▶ **Short exercise**
Will you extract the entries word for word? Images should not appear in the copy.

Items listed in a dataset:

▬▬▬

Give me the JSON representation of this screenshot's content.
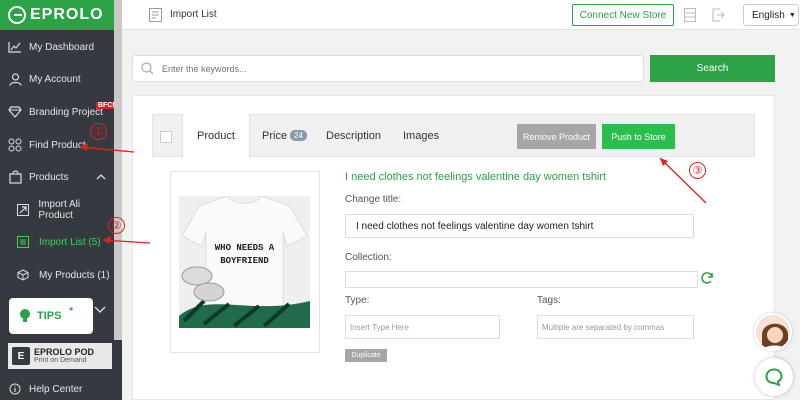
{
  "sidebar": {
    "logo": "EPROLO",
    "items": [
      {
        "label": "My Dashboard"
      },
      {
        "label": "My Account"
      },
      {
        "label": "Branding Project",
        "badge": "BFCM"
      },
      {
        "label": "Find Product"
      },
      {
        "label": "Products"
      },
      {
        "label": "Import Ali Product"
      },
      {
        "label": "Import List (5)"
      },
      {
        "label": "My Products (1)"
      }
    ],
    "tips": "TIPS",
    "pod_line1": "EPROLO POD",
    "pod_line2": "Print on Demand",
    "help": "Help Center"
  },
  "header": {
    "title": "Import List",
    "connect_label": "Connect New Store",
    "language": "English"
  },
  "search": {
    "placeholder": "Enter the keywords...",
    "button": "Search"
  },
  "product": {
    "tabs": [
      {
        "label": "Product"
      },
      {
        "label": "Price",
        "badge": "24"
      },
      {
        "label": "Description"
      },
      {
        "label": "Images"
      }
    ],
    "remove_label": "Remove Product",
    "push_label": "Push to Store",
    "title": "I need clothes not feelings valentine day women tshirt",
    "change_title_label": "Change title:",
    "change_title_value": "I need clothes not feelings  valentine day women tshirt",
    "collection_label": "Collection:",
    "type_label": "Type:",
    "type_placeholder": "Insert Type Here",
    "tags_label": "Tags:",
    "tags_placeholder": "Multiple are separated by commas",
    "duplicate_label": "Duplicate",
    "shirt_text_1": "WHO NEEDS A",
    "shirt_text_2": "BOYFRIEND"
  },
  "annotations": [
    "①",
    "②",
    "③"
  ],
  "colors": {
    "brand_green": "#2ba245",
    "sidebar_bg": "#343a40",
    "annotation_red": "#e02020"
  }
}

▬▬▬

▶ **Task answer**
Give me the JSON representation of this screenshot's content.
{
  "sidebar": {
    "logo": "EPROLO",
    "items": [
      {
        "label": "My Dashboard"
      },
      {
        "label": "My Account"
      },
      {
        "label": "Branding Project",
        "badge": "BFCM"
      },
      {
        "label": "Find Product"
      },
      {
        "label": "Products"
      },
      {
        "label": "Import Ali Product"
      },
      {
        "label": "Import List (5)"
      },
      {
        "label": "My Products (1)"
      }
    ],
    "tips": "TIPS",
    "pod_line1": "EPROLO POD",
    "pod_line2": "Print on Demand",
    "help": "Help Center"
  },
  "header": {
    "title": "Import List",
    "connect_label": "Connect New Store",
    "language": "English"
  },
  "search": {
    "placeholder": "Enter the keywords...",
    "button": "Search"
  },
  "product": {
    "tabs": [
      {
        "label": "Product"
      },
      {
        "label": "Price",
        "badge": "24"
      },
      {
        "label": "Description"
      },
      {
        "label": "Images"
      }
    ],
    "remove_label": "Remove Product",
    "push_label": "Push to Store",
    "title": "I need clothes not feelings valentine day women tshirt",
    "change_title_label": "Change title:",
    "change_title_value": "I need clothes not feelings  valentine day women tshirt",
    "collection_label": "Collection:",
    "type_label": "Type:",
    "type_placeholder": "Insert Type Here",
    "tags_label": "Tags:",
    "tags_placeholder": "Multiple are separated by commas",
    "duplicate_label": "Duplicate",
    "shirt_text_1": "WHO NEEDS A",
    "shirt_text_2": "BOYFRIEND"
  },
  "annotations": [
    "①",
    "②",
    "③"
  ],
  "colors": {
    "brand_green": "#2ba245",
    "sidebar_bg": "#343a40",
    "annotation_red": "#e02020"
  }
}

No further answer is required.